--- START Available data ---

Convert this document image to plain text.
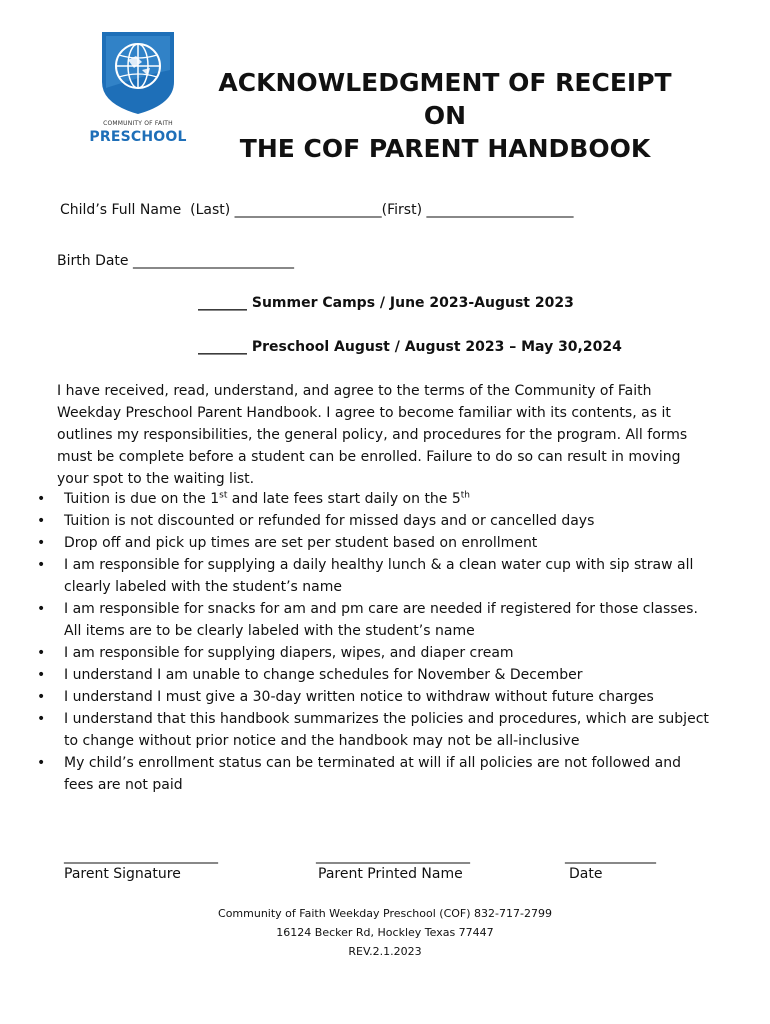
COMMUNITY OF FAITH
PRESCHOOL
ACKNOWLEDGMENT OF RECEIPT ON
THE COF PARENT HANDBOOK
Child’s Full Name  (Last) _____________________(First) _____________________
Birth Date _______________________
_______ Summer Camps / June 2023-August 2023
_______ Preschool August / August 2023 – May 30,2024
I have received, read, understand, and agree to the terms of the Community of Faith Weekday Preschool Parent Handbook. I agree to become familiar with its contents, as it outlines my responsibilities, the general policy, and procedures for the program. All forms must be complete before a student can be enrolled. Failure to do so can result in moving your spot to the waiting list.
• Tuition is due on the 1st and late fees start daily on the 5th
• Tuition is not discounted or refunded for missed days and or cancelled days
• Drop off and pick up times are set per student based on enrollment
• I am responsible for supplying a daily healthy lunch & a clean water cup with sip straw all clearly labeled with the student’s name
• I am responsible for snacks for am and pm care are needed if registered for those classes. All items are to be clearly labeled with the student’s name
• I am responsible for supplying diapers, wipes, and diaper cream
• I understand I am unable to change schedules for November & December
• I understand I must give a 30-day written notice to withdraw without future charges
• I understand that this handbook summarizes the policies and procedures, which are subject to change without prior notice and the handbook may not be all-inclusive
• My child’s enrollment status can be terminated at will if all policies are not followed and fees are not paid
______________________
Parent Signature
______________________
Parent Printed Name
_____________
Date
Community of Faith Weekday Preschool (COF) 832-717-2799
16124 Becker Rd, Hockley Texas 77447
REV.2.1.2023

--- END Available data ---

**Exercise brief:**
Give back all entries exactly. No pictures belong in the copy.

**Output for this exercise:**
Convert this document image to plain text.
COMMUNITY OF FAITH
PRESCHOOL
ACKNOWLEDGMENT OF RECEIPT ON
THE COF PARENT HANDBOOK
Child’s Full Name  (Last) _____________________(First) _____________________
Birth Date _______________________
_______ Summer Camps / June 2023-August 2023
_______ Preschool August / August 2023 – May 30,2024
I have received, read, understand, and agree to the terms of the Community of Faith Weekday Preschool Parent Handbook. I agree to become familiar with its contents, as it outlines my responsibilities, the general policy, and procedures for the program. All forms must be complete before a student can be enrolled. Failure to do so can result in moving your spot to the waiting list.
• Tuition is due on the 1st and late fees start daily on the 5th
• Tuition is not discounted or refunded for missed days and or cancelled days
• Drop off and pick up times are set per student based on enrollment
• I am responsible for supplying a daily healthy lunch & a clean water cup with sip straw all clearly labeled with the student’s name
• I am responsible for snacks for am and pm care are needed if registered for those classes. All items are to be clearly labeled with the student’s name
• I am responsible for supplying diapers, wipes, and diaper cream
• I understand I am unable to change schedules for November & December
• I understand I must give a 30-day written notice to withdraw without future charges
• I understand that this handbook summarizes the policies and procedures, which are subject to change without prior notice and the handbook may not be all-inclusive
• My child’s enrollment status can be terminated at will if all policies are not followed and fees are not paid
______________________
Parent Signature
______________________
Parent Printed Name
_____________
Date
Community of Faith Weekday Preschool (COF) 832-717-2799
16124 Becker Rd, Hockley Texas 77447
REV.2.1.2023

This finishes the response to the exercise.